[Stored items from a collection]
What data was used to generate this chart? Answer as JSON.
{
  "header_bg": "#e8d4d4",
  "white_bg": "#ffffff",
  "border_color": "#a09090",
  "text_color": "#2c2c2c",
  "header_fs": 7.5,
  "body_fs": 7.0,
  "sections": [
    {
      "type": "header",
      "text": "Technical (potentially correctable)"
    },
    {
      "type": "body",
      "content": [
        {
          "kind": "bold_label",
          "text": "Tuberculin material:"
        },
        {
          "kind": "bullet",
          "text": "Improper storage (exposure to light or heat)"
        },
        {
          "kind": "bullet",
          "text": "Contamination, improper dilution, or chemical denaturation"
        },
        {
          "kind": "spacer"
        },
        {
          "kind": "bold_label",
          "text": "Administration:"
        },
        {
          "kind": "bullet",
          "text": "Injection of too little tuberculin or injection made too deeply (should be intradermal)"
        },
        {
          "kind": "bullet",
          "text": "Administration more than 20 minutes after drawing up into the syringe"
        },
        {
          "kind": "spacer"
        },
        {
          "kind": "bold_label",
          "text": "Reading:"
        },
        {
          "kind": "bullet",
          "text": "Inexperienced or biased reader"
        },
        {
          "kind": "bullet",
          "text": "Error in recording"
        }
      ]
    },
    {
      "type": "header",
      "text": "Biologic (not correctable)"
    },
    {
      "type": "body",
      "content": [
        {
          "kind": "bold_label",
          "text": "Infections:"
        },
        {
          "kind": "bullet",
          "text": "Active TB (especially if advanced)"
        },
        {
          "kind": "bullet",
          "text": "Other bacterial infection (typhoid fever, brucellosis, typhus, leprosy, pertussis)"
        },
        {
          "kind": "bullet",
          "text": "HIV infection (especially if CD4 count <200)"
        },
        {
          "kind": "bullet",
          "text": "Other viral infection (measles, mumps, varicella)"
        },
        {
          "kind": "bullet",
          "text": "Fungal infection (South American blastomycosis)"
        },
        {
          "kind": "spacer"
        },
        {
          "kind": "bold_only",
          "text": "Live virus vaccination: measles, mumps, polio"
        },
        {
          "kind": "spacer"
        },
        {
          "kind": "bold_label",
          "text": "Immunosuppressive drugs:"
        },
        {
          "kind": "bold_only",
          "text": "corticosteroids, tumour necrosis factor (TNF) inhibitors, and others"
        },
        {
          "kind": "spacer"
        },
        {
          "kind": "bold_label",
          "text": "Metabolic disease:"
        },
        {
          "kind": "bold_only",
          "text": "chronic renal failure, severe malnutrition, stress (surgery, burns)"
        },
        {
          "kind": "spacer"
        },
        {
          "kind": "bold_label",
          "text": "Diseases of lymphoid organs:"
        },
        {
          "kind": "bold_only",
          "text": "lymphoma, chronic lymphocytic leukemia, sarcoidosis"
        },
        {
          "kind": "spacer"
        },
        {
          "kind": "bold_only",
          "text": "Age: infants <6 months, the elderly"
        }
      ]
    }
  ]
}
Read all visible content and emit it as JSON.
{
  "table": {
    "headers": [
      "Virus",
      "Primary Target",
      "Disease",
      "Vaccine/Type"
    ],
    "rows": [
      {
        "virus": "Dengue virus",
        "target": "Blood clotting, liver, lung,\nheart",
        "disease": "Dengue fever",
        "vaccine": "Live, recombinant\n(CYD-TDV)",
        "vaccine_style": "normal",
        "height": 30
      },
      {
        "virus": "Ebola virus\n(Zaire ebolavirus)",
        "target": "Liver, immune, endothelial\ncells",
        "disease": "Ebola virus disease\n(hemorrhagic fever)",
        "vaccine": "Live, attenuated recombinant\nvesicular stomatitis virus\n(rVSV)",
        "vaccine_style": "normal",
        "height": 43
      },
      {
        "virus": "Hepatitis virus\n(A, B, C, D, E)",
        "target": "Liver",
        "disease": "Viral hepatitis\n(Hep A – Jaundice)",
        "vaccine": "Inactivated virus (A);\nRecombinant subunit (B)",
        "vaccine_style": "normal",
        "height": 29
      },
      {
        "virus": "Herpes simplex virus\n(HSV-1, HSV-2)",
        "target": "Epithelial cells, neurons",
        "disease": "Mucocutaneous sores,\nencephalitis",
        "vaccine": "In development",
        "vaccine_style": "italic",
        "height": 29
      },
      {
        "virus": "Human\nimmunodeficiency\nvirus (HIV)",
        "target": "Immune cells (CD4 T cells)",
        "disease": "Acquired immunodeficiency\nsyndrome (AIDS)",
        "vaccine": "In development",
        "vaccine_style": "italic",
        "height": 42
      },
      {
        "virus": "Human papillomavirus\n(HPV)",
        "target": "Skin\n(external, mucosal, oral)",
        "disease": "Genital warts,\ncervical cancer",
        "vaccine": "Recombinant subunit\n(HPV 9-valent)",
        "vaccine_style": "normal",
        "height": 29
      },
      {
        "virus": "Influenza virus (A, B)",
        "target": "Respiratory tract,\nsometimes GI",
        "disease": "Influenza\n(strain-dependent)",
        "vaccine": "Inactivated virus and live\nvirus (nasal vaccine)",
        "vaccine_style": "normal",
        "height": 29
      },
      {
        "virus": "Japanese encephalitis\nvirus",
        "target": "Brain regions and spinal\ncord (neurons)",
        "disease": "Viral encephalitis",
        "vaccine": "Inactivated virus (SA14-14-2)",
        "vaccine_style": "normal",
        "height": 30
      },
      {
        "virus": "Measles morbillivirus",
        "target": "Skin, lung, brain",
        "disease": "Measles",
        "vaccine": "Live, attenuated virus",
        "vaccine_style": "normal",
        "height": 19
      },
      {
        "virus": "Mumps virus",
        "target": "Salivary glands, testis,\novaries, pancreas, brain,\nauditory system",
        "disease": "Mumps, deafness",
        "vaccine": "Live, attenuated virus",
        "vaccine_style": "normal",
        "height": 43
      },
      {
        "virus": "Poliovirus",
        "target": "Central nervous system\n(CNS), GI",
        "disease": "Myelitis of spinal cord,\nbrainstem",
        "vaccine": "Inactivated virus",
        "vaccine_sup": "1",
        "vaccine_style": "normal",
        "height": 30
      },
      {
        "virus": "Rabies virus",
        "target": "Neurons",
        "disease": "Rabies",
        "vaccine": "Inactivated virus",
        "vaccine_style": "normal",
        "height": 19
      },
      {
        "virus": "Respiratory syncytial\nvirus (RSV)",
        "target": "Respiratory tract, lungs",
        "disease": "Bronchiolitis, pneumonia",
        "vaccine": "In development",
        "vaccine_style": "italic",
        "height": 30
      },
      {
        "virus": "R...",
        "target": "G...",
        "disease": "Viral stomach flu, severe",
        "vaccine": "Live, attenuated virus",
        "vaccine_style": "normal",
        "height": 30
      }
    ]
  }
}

__Task__.
Search the data for "spinal". Copy each line that has it.

__Answer below__.
        "target": "Brain regions and spinal\ncord (neurons)",
        "disease": "Myelitis of spinal cord,\nbrainstem",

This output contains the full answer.